— Aufgabenstellung —
- A) Fassen Sie im Artikel zur Basketball-WM-Qualifikation den Absatz, der mit „David Krämer genoss“ beginnt, kürzer zusammen und behalten Sie dabei seine wesentlichen Fakten bei.
- B) Setzen Sie den Artikel über die Basketball-WM-Qualifikation im Anschluss an seinen letzten Satz fort.

— Textabschnitt —

════════════════

Süddeutsche Zeitung

WM-Qualifikation im Basketball:Der Stolz der B-Auswahl

Lesezeit: 3 min

Ohne sämtliche NBA- und Euroleague-Spieler: Die deutsche Basketball-Nationalmannschaft qualifiziert sich vorzeitig für die Weltmeisterschaft im kommenden Jahr. Dann wird für das Gros der erfolgreichen Spieler kein Platz im Team sein.

Von Ralf Tögel, Bamberg

David Krämer genoss sämtliche behördlichen Pflichten nach der Partie, der Basketballprofi der Braunschweiger Löwen schrieb ausdauernd Autogramme, ließ sich geduldig mit Fans ablichten. Dass Krämer so gefragt war, verwunderte nicht, der 25-jährige Guard war mit 19 Punkten Topscorer der deutschen Nationalmannschaft im Weltmeisterschafts-Qualifikationsspiel gegen Finnland.

════════════════

— Angezeigte Daten —
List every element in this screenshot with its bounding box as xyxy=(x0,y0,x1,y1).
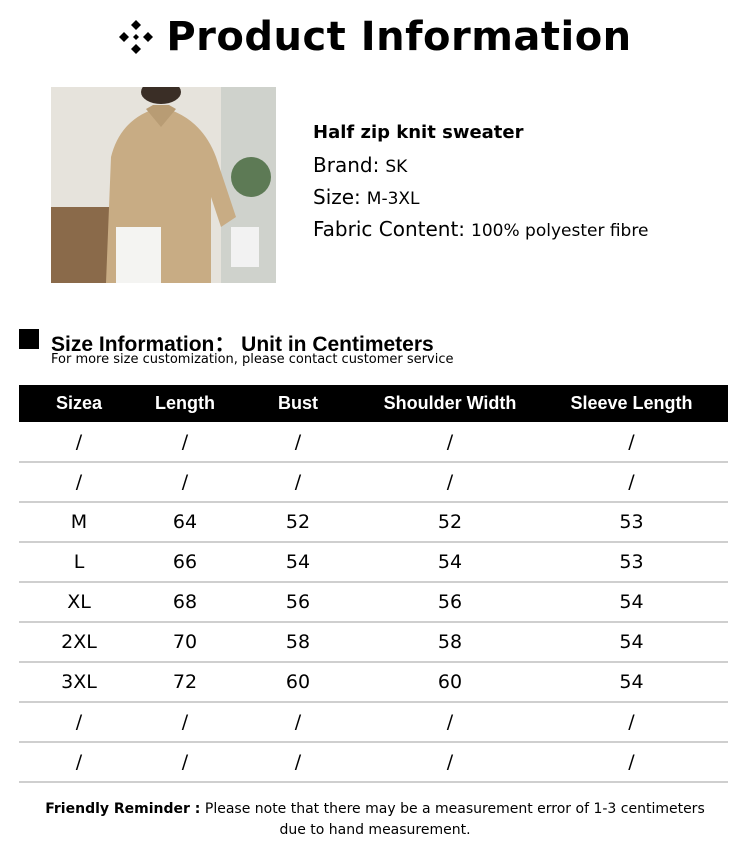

════════════════

— Lösungen —
- A) Nach dem WM-Qualifikationsspiel gegen Finnland schrieb David Krämer von den Braunschweiger Löwen ausdauernd Autogramme und ließ sich mit Fans fotografieren. Der 25-jährige Guard war mit 19 Punkten Topscorer der deutschen Nationalmannschaft.

- B)
Der 94:80-Erfolg war zumindest in dieser Souveränität nicht unbedingt zu erwarten gewesen. Zum einen hatten die Finnen bei der EM im September, wo sie erst im Viertelfinales am späteren Europameister Spanien scheiterten, überzeugend aufgespielt - sie hatten das Turnier sogar auf Platz sieben beendet, unter anderem vor dem EM-Topfavoriten Serbien. Zum anderen hatte die deutsche Nationalmannschaft jetzt bei der Verabredung in der Bamberger Arena nicht mehr viel mit jener Auswahl zu tun, die bei besagter EM zuletzt als Bronzegewinner gefeiert wurde.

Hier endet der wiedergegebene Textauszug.